Directions for this task
Go through the entries below and copy each line containing the word "name".

-- start of Records to process --

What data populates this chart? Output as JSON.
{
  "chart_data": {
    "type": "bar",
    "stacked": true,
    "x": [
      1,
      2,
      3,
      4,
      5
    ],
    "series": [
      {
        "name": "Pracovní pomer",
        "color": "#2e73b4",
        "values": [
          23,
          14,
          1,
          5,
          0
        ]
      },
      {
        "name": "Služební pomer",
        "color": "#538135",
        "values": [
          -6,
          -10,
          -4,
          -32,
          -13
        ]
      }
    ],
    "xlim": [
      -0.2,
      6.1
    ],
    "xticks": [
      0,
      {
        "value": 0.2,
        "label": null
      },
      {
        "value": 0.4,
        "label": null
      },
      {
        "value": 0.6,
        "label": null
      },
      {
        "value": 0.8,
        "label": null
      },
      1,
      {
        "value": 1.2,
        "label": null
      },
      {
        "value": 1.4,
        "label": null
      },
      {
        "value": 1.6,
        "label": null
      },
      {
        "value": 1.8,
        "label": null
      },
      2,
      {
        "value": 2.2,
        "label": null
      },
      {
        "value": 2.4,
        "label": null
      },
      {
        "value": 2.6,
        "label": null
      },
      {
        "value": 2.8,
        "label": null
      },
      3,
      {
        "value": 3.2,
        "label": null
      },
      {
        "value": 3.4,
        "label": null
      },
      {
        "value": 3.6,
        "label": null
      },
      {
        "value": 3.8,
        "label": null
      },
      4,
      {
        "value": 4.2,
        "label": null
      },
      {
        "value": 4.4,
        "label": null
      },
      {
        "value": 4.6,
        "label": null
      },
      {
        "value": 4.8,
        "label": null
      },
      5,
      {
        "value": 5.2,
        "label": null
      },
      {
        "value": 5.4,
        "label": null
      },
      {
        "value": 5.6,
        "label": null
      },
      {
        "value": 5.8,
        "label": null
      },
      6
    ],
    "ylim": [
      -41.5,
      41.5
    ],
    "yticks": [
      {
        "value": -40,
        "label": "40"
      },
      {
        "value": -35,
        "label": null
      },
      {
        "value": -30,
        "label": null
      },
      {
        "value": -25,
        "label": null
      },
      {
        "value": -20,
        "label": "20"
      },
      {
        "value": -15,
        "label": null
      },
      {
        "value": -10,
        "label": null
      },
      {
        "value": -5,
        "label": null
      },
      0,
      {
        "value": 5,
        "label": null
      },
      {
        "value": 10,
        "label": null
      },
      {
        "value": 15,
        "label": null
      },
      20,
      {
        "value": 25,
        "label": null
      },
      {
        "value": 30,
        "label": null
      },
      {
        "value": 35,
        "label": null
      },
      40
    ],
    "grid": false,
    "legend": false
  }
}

-- end of Records to process --

Output of the task
        "name": "Pracovní pomer",
        "name": "Služební pomer",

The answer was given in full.